**Exercise**:
In the listing below, find every line with the string "ſtulta" and pull it out.
** start **
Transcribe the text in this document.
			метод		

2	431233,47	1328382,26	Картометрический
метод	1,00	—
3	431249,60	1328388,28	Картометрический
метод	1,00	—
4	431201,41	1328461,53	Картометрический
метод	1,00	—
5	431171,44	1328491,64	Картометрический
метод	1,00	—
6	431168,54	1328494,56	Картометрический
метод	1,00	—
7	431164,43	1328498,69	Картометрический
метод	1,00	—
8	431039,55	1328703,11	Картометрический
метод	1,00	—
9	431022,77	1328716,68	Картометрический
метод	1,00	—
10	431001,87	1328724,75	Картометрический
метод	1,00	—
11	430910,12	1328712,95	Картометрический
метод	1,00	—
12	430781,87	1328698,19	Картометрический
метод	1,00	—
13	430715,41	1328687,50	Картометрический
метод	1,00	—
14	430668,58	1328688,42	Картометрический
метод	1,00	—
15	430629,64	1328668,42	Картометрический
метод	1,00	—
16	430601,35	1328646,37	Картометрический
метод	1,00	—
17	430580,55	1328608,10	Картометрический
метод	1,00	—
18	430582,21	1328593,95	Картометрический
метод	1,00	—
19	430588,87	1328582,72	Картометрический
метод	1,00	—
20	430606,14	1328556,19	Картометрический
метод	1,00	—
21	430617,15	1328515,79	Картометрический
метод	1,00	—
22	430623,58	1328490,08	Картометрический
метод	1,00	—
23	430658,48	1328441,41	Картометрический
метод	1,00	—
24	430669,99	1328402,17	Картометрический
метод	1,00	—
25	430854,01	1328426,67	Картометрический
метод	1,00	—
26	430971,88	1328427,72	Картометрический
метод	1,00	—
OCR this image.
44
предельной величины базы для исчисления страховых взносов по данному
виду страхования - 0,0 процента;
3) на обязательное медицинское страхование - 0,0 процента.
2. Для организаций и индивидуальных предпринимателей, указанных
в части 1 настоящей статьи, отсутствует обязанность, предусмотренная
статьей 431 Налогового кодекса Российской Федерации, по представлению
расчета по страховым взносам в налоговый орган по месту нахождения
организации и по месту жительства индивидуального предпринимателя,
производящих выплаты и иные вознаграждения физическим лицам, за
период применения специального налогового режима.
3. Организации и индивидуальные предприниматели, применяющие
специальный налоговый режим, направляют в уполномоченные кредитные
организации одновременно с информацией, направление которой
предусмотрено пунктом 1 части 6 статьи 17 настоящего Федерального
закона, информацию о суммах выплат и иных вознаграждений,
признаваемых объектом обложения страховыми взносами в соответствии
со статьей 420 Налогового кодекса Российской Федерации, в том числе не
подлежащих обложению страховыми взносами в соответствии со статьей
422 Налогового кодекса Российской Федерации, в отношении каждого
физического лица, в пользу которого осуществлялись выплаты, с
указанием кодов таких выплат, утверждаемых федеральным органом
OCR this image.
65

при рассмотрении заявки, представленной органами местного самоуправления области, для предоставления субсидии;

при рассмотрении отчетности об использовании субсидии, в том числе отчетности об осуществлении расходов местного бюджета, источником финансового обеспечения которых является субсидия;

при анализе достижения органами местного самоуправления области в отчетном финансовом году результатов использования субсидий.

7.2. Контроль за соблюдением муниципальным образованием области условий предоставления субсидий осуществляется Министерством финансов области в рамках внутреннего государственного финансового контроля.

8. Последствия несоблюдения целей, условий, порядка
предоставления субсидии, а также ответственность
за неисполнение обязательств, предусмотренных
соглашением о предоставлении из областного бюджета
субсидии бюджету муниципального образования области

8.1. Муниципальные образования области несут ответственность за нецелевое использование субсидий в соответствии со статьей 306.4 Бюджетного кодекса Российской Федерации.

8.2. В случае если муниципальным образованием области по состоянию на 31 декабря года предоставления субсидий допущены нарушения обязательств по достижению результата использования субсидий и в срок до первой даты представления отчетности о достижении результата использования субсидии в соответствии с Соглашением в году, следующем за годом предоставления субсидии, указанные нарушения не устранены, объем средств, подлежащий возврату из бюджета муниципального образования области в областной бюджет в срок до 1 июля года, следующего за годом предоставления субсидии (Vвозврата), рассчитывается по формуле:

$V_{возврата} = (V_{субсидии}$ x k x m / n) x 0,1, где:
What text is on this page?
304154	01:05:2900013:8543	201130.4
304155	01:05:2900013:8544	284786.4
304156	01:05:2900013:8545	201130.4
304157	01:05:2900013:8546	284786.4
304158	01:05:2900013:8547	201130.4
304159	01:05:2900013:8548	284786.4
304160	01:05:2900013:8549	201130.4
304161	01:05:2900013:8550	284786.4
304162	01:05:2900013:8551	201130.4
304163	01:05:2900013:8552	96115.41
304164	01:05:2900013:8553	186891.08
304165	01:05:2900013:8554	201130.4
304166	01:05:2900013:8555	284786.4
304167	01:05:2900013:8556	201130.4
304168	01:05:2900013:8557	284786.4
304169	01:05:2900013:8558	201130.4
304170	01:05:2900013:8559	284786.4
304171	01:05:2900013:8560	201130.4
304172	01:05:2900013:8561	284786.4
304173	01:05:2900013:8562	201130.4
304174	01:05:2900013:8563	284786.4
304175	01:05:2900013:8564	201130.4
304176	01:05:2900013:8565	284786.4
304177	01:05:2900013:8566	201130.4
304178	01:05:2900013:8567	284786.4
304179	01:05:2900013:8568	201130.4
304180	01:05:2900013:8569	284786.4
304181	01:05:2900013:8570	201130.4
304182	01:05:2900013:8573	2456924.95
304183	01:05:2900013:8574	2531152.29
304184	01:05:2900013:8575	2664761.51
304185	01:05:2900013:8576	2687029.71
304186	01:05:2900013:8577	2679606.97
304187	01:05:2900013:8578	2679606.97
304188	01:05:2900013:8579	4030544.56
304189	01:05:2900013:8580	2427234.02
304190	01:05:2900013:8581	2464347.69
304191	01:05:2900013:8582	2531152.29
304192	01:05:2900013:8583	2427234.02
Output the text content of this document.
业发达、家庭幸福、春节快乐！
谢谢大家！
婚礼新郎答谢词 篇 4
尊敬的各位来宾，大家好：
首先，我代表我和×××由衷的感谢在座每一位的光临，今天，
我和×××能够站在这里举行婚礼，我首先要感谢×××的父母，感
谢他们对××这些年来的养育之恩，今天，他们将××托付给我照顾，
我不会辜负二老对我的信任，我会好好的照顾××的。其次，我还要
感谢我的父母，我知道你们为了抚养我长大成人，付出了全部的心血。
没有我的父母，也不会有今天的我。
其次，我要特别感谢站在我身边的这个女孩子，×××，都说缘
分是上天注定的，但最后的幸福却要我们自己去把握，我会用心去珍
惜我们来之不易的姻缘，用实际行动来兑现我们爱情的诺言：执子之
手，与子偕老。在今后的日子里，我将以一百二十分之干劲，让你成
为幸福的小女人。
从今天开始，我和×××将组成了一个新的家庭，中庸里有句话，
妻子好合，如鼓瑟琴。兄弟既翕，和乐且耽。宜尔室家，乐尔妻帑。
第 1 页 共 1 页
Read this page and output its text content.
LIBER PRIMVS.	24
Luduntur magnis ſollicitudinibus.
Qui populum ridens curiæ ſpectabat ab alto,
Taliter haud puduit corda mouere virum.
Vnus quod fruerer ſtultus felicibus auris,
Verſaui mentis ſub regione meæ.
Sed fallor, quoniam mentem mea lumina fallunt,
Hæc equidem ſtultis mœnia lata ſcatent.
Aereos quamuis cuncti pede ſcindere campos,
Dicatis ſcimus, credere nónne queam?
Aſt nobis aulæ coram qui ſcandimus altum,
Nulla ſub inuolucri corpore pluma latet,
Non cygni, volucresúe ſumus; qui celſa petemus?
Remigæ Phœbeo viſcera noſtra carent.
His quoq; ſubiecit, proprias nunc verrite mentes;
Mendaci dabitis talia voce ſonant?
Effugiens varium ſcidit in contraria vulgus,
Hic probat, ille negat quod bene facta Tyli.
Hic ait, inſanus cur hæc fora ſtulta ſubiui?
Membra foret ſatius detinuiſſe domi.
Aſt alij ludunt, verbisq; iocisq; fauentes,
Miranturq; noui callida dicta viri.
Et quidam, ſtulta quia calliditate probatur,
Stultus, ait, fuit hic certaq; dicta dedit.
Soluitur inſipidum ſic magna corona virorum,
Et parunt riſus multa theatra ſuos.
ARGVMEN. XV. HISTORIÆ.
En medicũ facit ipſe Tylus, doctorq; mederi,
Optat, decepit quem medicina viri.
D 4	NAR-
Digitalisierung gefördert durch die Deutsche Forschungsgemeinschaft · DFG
** end **
**Problem solution**:
Hic ait, inſanus cur hæc fora ſtulta ſubiui?
Et quidam, ſtulta quia calliditate probatur,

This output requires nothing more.